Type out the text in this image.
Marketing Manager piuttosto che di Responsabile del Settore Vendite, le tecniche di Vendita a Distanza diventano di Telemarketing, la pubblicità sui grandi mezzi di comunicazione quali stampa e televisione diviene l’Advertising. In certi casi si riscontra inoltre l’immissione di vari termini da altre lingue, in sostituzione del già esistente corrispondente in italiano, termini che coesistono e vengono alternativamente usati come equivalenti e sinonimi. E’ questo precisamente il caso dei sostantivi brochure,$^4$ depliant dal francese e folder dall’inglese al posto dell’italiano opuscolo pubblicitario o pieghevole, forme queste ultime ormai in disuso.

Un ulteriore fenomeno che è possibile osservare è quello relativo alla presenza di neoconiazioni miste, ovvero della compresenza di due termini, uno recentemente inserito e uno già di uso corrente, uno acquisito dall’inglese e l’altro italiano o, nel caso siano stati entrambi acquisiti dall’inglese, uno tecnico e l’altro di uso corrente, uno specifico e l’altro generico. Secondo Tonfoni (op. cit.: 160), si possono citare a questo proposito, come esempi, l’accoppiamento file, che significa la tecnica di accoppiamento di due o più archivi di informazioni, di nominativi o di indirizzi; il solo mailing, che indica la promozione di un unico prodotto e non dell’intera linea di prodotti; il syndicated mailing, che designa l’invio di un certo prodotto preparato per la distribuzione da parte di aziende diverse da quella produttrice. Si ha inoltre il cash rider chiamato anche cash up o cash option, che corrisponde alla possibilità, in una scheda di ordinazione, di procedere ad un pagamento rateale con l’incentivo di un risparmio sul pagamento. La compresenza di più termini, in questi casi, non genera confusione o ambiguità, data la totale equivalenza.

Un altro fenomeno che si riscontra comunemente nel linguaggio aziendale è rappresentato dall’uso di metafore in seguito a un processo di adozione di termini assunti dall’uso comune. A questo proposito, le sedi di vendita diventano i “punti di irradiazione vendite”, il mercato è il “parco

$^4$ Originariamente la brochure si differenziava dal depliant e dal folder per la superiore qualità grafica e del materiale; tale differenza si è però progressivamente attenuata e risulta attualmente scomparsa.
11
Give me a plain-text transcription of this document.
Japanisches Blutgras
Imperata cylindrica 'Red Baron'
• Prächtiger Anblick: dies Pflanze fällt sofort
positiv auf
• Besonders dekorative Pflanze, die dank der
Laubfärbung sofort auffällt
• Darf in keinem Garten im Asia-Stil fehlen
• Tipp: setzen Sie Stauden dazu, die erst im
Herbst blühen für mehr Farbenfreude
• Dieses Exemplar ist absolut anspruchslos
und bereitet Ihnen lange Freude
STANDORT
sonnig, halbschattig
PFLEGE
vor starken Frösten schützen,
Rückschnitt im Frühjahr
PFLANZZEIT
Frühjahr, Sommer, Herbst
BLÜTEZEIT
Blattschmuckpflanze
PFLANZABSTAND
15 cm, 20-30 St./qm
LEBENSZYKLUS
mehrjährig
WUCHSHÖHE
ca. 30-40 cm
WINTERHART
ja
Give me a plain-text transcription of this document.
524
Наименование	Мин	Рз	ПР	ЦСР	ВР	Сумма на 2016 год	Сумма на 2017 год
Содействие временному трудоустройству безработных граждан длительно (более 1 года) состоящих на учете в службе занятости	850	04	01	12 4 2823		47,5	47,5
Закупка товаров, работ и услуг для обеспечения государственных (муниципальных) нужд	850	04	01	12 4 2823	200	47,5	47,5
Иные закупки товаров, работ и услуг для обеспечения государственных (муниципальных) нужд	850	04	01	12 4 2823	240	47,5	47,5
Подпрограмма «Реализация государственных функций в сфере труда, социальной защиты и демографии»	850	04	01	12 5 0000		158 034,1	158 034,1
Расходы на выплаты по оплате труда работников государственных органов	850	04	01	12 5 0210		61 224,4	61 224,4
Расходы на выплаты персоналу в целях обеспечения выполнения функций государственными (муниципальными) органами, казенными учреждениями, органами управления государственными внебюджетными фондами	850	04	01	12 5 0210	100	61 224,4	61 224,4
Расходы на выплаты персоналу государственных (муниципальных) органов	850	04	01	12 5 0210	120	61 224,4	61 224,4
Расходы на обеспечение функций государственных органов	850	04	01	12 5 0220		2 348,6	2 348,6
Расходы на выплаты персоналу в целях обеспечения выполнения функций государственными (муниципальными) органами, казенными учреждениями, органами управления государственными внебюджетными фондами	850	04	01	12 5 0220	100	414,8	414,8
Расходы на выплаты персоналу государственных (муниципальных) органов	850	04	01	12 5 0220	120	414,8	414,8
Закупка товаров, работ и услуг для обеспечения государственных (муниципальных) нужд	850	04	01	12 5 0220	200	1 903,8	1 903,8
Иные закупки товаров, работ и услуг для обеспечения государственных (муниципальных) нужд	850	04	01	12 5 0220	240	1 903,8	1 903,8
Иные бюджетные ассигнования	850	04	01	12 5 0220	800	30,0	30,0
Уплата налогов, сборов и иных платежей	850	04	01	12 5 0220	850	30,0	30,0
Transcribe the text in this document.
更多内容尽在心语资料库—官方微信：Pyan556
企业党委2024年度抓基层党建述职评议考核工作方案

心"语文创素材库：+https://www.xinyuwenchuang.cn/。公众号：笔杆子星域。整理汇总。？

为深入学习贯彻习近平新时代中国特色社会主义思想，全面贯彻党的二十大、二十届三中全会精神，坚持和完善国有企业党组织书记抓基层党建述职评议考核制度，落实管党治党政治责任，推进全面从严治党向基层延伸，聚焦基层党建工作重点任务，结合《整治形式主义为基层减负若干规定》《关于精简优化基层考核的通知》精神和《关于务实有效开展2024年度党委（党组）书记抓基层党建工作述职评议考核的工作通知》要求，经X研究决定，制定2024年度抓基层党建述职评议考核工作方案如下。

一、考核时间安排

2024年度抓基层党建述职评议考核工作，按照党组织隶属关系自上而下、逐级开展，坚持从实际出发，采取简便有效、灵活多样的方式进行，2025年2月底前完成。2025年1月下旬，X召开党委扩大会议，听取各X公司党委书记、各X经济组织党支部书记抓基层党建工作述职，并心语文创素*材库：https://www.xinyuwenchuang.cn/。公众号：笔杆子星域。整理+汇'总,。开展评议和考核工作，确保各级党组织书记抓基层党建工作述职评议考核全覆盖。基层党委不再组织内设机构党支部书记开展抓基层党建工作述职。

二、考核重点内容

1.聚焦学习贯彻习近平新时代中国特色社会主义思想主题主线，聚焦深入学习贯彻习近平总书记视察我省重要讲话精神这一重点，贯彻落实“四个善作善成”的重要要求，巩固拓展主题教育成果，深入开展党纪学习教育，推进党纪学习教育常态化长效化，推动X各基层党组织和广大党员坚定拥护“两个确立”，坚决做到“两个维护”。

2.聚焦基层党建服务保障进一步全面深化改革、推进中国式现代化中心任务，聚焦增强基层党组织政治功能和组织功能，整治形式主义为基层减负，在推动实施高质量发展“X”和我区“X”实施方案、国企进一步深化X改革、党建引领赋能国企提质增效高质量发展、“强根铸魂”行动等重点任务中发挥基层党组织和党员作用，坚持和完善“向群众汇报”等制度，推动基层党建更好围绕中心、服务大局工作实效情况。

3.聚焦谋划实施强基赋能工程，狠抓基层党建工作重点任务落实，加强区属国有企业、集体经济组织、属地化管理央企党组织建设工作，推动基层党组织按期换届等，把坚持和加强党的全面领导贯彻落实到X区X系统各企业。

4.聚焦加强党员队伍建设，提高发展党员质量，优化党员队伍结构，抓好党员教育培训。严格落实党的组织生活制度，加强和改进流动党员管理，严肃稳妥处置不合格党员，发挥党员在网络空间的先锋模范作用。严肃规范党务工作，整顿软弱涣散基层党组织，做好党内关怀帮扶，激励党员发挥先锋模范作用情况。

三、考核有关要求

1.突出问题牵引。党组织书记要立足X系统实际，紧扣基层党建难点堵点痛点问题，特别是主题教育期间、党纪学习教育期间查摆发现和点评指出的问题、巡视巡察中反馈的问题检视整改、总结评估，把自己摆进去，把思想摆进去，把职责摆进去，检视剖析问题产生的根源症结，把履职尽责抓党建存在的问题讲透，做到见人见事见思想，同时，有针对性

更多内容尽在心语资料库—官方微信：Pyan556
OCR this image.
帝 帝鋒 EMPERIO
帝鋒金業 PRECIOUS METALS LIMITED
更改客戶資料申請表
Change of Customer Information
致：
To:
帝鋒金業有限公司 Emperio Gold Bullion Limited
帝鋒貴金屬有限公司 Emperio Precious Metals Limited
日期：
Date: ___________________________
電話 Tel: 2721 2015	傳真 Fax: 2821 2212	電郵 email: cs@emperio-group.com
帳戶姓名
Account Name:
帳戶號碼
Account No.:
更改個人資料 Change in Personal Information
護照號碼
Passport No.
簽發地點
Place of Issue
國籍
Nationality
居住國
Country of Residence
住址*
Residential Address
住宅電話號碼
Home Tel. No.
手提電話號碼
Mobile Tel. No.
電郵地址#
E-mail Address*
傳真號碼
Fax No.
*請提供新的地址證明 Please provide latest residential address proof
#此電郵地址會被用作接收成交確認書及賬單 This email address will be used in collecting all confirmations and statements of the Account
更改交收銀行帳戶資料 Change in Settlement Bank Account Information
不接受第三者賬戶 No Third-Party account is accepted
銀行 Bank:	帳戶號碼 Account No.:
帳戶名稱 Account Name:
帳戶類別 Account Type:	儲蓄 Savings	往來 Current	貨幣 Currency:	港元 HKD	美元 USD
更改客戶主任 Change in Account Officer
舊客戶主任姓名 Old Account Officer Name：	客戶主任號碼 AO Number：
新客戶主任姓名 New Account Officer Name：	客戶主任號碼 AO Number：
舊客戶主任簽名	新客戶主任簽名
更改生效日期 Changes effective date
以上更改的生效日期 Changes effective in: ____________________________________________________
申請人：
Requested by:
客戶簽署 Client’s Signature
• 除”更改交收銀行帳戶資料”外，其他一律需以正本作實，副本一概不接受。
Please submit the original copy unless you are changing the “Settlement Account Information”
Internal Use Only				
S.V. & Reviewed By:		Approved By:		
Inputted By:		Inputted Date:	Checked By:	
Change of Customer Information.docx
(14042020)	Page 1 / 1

::::::

◆ **Set task**
Look through the entries above and report the number of lines that contain "учреждениями". Write only the number.

◆ **Task answer**
2